Extracted records:
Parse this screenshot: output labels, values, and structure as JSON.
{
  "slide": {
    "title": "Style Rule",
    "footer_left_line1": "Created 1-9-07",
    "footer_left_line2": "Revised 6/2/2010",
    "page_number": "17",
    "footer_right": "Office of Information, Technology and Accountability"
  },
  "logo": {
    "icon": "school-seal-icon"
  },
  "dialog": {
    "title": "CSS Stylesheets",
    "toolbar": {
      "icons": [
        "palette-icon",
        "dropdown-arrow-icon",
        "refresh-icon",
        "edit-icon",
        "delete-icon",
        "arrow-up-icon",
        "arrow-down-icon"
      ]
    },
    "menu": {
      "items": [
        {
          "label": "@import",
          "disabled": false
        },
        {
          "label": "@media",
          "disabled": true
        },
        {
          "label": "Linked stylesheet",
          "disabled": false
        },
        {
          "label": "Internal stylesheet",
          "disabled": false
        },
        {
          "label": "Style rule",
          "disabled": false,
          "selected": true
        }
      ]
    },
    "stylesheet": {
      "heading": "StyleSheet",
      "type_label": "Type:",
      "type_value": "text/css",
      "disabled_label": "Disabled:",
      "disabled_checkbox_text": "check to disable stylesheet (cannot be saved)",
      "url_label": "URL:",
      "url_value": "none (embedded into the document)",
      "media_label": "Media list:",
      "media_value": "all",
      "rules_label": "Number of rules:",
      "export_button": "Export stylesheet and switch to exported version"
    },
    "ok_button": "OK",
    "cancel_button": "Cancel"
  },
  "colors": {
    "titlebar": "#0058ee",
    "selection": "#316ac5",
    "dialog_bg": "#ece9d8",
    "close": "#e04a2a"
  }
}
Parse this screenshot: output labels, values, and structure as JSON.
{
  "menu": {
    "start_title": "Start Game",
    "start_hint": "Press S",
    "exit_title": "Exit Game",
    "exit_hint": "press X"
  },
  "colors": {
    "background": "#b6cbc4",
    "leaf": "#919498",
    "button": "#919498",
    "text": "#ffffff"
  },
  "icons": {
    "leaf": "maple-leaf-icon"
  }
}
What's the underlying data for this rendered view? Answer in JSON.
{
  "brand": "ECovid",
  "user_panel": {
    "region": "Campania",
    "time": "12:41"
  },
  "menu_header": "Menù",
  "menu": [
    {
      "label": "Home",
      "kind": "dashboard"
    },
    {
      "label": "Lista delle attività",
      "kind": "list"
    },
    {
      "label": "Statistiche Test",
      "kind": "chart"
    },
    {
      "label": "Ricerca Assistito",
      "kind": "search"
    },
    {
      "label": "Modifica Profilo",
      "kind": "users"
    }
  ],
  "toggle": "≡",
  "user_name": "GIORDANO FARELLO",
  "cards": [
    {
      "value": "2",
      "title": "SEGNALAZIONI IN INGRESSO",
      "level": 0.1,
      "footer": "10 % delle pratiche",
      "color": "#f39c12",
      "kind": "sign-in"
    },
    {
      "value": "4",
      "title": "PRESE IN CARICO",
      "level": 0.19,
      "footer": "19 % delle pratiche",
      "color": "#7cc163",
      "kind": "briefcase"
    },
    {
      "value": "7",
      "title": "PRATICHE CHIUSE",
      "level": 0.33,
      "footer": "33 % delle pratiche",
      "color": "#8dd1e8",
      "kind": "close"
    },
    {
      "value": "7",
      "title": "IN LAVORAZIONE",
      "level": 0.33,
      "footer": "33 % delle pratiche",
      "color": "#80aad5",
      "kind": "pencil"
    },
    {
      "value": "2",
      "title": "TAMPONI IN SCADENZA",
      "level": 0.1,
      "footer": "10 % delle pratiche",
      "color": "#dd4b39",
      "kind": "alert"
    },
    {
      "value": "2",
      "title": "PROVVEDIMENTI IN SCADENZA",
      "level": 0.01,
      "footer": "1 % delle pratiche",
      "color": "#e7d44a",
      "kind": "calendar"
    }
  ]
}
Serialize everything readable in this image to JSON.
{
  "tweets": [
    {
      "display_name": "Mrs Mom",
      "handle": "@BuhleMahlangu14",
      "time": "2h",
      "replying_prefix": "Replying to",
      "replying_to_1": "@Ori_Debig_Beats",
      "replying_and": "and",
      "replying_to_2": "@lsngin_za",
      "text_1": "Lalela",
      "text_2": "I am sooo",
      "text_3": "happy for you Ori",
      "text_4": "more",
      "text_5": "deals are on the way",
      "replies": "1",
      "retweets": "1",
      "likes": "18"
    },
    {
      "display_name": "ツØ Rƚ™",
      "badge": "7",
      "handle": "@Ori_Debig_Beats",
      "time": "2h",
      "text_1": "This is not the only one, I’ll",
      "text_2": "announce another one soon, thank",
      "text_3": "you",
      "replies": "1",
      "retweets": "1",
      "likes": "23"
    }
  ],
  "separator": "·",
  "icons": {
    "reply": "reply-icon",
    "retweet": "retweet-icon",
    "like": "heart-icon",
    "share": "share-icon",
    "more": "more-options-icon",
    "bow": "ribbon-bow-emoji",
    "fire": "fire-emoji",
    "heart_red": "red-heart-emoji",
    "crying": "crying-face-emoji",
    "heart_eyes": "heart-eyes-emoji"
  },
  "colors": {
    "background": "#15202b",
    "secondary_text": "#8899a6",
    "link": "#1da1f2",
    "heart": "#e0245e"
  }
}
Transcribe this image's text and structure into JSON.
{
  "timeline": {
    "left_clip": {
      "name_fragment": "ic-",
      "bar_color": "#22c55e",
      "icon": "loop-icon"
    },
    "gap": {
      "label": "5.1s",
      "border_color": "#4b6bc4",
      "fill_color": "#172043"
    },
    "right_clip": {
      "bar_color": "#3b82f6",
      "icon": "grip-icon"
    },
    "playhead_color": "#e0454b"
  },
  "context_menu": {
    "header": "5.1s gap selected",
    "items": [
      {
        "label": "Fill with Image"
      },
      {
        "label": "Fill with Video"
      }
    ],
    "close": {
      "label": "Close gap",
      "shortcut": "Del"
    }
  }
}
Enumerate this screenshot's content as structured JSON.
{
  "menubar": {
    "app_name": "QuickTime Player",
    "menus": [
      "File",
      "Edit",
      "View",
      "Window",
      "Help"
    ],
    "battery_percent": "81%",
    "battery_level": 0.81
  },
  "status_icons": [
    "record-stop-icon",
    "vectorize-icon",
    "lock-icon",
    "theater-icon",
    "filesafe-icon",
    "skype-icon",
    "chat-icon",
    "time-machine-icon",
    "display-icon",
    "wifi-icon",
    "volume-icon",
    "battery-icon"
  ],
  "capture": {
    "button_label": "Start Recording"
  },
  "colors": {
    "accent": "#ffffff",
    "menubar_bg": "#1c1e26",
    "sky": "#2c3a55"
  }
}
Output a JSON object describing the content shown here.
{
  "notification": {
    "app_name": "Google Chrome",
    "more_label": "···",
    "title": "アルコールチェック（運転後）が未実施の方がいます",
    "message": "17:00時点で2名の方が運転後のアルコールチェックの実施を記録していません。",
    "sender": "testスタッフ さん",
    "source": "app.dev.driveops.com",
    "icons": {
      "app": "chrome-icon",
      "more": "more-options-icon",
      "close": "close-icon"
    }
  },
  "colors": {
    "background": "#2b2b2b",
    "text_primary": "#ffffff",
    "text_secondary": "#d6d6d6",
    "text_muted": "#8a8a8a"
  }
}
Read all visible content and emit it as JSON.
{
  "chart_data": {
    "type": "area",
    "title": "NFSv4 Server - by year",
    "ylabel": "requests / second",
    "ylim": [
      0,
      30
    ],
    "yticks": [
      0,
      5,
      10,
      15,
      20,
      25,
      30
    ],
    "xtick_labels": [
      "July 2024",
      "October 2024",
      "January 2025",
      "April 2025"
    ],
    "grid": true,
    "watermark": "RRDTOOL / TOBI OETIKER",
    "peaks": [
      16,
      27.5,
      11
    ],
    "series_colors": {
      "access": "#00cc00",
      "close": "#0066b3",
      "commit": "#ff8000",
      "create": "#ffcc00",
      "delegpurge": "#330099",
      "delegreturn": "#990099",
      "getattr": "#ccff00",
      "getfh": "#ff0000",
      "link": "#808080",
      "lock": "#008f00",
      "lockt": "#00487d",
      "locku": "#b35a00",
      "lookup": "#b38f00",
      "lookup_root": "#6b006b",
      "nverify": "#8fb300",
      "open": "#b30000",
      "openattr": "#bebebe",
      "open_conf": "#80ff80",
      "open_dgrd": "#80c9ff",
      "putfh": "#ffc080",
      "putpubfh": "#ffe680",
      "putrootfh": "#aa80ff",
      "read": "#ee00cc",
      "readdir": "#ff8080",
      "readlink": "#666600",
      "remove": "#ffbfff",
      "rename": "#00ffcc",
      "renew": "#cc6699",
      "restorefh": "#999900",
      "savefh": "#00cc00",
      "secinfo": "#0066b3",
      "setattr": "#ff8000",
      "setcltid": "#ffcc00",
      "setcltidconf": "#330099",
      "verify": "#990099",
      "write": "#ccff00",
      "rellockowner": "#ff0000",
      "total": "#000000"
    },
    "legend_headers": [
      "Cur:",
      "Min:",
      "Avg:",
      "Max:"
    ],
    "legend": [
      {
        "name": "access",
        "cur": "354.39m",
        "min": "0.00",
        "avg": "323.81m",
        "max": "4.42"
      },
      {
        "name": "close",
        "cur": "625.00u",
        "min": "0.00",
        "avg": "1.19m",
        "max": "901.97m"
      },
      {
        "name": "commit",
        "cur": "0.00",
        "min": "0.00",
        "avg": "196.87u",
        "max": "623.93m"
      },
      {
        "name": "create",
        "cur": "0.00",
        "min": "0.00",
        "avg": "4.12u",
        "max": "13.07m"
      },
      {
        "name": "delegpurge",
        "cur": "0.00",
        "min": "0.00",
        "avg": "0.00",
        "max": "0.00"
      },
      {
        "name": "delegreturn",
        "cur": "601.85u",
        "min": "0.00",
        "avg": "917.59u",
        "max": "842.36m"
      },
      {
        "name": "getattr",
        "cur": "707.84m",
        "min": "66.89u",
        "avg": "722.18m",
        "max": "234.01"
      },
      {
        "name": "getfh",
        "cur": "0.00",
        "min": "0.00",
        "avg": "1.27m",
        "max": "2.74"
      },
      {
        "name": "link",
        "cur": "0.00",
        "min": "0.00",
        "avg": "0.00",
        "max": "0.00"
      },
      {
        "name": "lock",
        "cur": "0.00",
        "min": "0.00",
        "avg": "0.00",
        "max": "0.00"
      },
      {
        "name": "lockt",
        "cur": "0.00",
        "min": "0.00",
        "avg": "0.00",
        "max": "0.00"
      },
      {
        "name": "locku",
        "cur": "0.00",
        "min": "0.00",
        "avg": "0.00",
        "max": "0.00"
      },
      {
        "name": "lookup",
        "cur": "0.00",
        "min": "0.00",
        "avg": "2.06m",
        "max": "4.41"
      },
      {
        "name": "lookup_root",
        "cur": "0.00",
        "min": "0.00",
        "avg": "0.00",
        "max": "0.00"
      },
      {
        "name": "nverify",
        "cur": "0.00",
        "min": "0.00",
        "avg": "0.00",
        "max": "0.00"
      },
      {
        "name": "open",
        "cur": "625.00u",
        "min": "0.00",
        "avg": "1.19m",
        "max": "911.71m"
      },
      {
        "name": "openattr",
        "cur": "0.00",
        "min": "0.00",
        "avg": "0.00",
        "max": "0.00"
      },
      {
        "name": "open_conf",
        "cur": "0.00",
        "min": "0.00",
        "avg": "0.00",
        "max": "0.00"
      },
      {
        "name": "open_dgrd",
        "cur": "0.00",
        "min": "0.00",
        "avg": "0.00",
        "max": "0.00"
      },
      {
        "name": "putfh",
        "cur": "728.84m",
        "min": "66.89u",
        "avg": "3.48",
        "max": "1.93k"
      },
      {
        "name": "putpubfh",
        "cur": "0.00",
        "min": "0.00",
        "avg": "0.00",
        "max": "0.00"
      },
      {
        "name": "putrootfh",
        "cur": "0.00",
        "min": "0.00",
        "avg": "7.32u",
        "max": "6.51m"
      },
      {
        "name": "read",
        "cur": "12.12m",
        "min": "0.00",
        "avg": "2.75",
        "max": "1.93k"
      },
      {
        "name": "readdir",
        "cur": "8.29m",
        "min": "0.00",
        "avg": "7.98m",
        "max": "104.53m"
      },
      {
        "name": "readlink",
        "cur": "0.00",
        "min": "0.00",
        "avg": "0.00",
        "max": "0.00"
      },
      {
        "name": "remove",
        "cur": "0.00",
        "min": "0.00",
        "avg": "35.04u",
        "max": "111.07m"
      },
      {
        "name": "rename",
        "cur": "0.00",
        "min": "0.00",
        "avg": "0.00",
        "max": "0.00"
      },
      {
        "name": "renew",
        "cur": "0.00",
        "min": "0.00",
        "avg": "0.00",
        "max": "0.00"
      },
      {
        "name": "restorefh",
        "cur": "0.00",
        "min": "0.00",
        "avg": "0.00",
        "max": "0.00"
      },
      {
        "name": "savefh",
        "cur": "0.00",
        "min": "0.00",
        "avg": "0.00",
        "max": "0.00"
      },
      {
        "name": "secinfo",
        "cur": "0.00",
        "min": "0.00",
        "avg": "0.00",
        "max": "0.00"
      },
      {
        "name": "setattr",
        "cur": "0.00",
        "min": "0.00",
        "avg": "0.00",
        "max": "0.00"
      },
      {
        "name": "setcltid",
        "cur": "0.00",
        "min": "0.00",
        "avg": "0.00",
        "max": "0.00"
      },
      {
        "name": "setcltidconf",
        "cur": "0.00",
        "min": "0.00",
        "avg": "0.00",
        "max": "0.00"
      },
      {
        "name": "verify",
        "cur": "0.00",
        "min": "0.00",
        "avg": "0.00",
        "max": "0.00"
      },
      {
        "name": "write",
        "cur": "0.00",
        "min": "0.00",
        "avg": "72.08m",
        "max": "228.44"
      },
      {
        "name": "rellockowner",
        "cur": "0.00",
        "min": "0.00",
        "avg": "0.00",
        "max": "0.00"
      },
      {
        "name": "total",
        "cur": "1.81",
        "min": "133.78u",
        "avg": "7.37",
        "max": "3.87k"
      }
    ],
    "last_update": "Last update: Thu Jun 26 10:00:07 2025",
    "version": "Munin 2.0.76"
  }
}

Objective :: Tally the lines of the records holding the word "delle", then state only the tally.

Output of the task :: 7